In your copy, reproduce the entries exactly as they are, minus the images.

Saved entries
-- start --

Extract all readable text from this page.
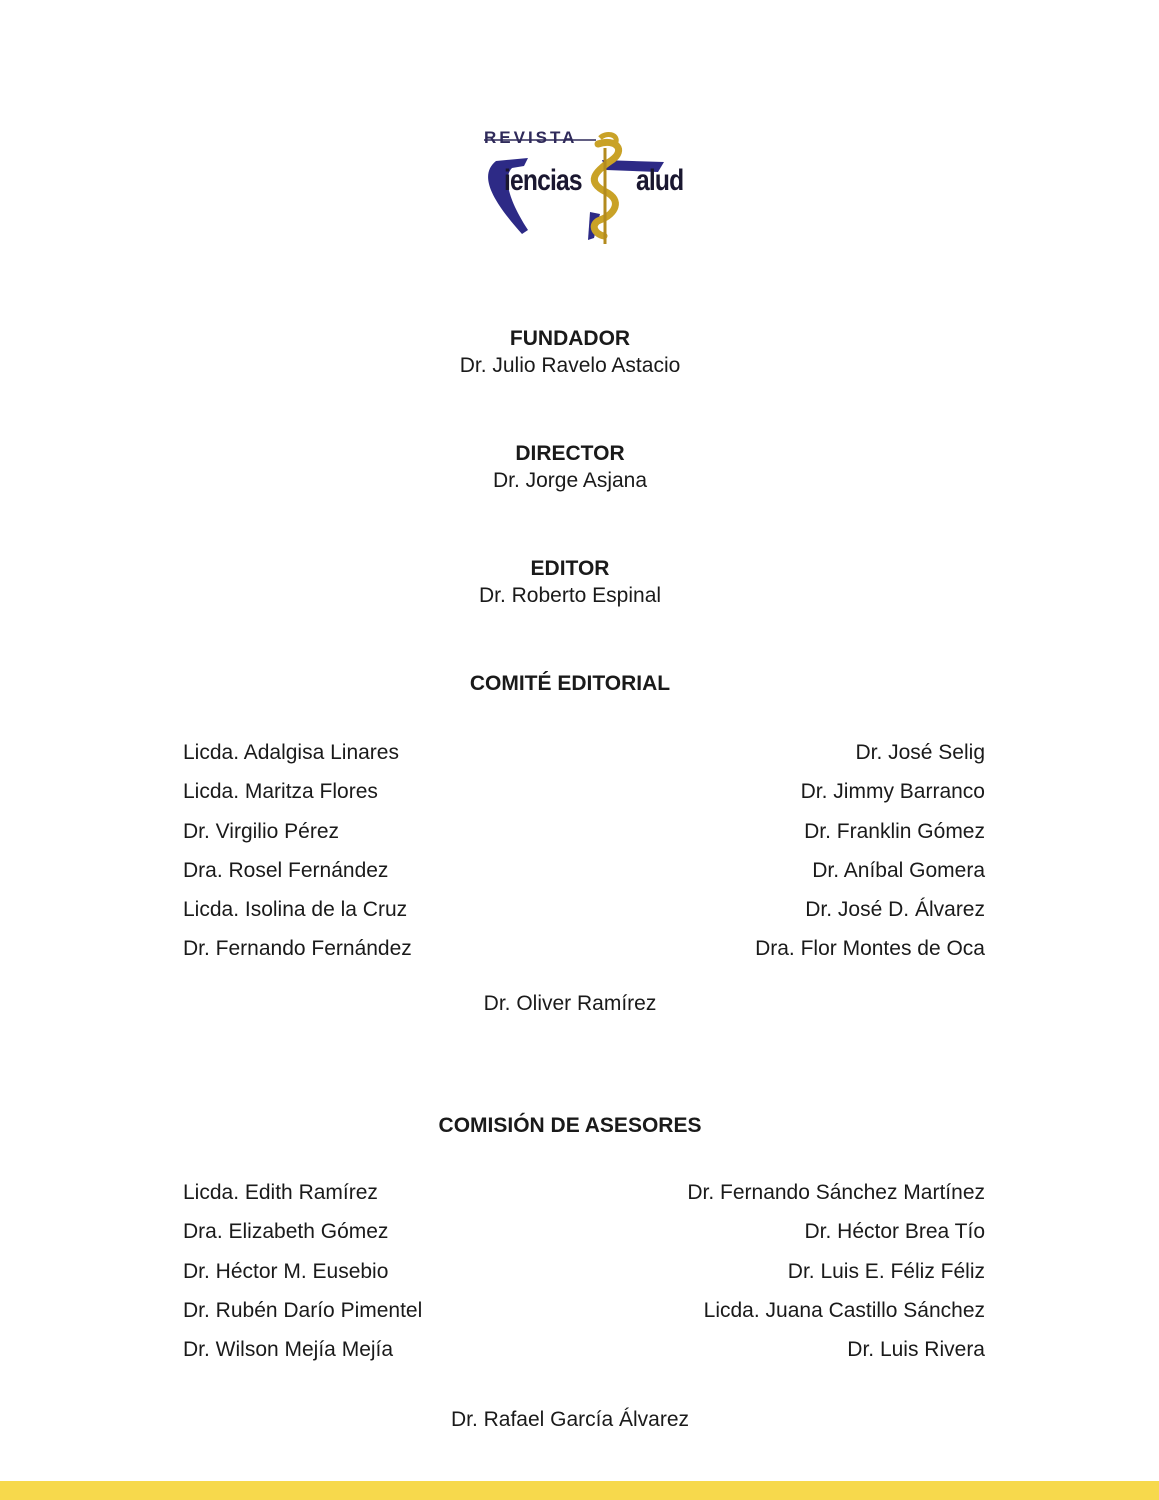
REVISTA
iencias alud
FUNDADOR
Dr. Julio Ravelo Astacio
DIRECTOR
Dr. Jorge Asjana
EDITOR
Dr. Roberto Espinal
COMITÉ EDITORIAL
Licda. Adalgisa Linares
Licda. Maritza Flores
Dr. Virgilio Pérez
Dra. Rosel Fernández
Licda. Isolina de la Cruz
Dr. Fernando Fernández
Dr. José Selig
Dr. Jimmy Barranco
Dr. Franklin Gómez
Dr. Aníbal Gomera
Dr. José D. Álvarez
Dra. Flor Montes de Oca
Dr. Oliver Ramírez
COMISIÓN DE ASESORES
Licda. Edith Ramírez
Dra. Elizabeth Gómez
Dr. Héctor M. Eusebio
Dr. Rubén Darío Pimentel
Dr. Wilson Mejía Mejía
Dr. Fernando Sánchez Martínez
Dr. Héctor Brea Tío
Dr. Luis E. Féliz Féliz
Licda. Juana Castillo Sánchez
Dr. Luis Rivera
Dr. Rafael García Álvarez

-- end --

Result for this exercise
Extract all readable text from this page.
REVISTA
iencias alud
FUNDADOR
Dr. Julio Ravelo Astacio
DIRECTOR
Dr. Jorge Asjana
EDITOR
Dr. Roberto Espinal
COMITÉ EDITORIAL
Licda. Adalgisa Linares
Licda. Maritza Flores
Dr. Virgilio Pérez
Dra. Rosel Fernández
Licda. Isolina de la Cruz
Dr. Fernando Fernández
Dr. José Selig
Dr. Jimmy Barranco
Dr. Franklin Gómez
Dr. Aníbal Gomera
Dr. José D. Álvarez
Dra. Flor Montes de Oca
Dr. Oliver Ramírez
COMISIÓN DE ASESORES
Licda. Edith Ramírez
Dra. Elizabeth Gómez
Dr. Héctor M. Eusebio
Dr. Rubén Darío Pimentel
Dr. Wilson Mejía Mejía
Dr. Fernando Sánchez Martínez
Dr. Héctor Brea Tío
Dr. Luis E. Féliz Féliz
Licda. Juana Castillo Sánchez
Dr. Luis Rivera
Dr. Rafael García Álvarez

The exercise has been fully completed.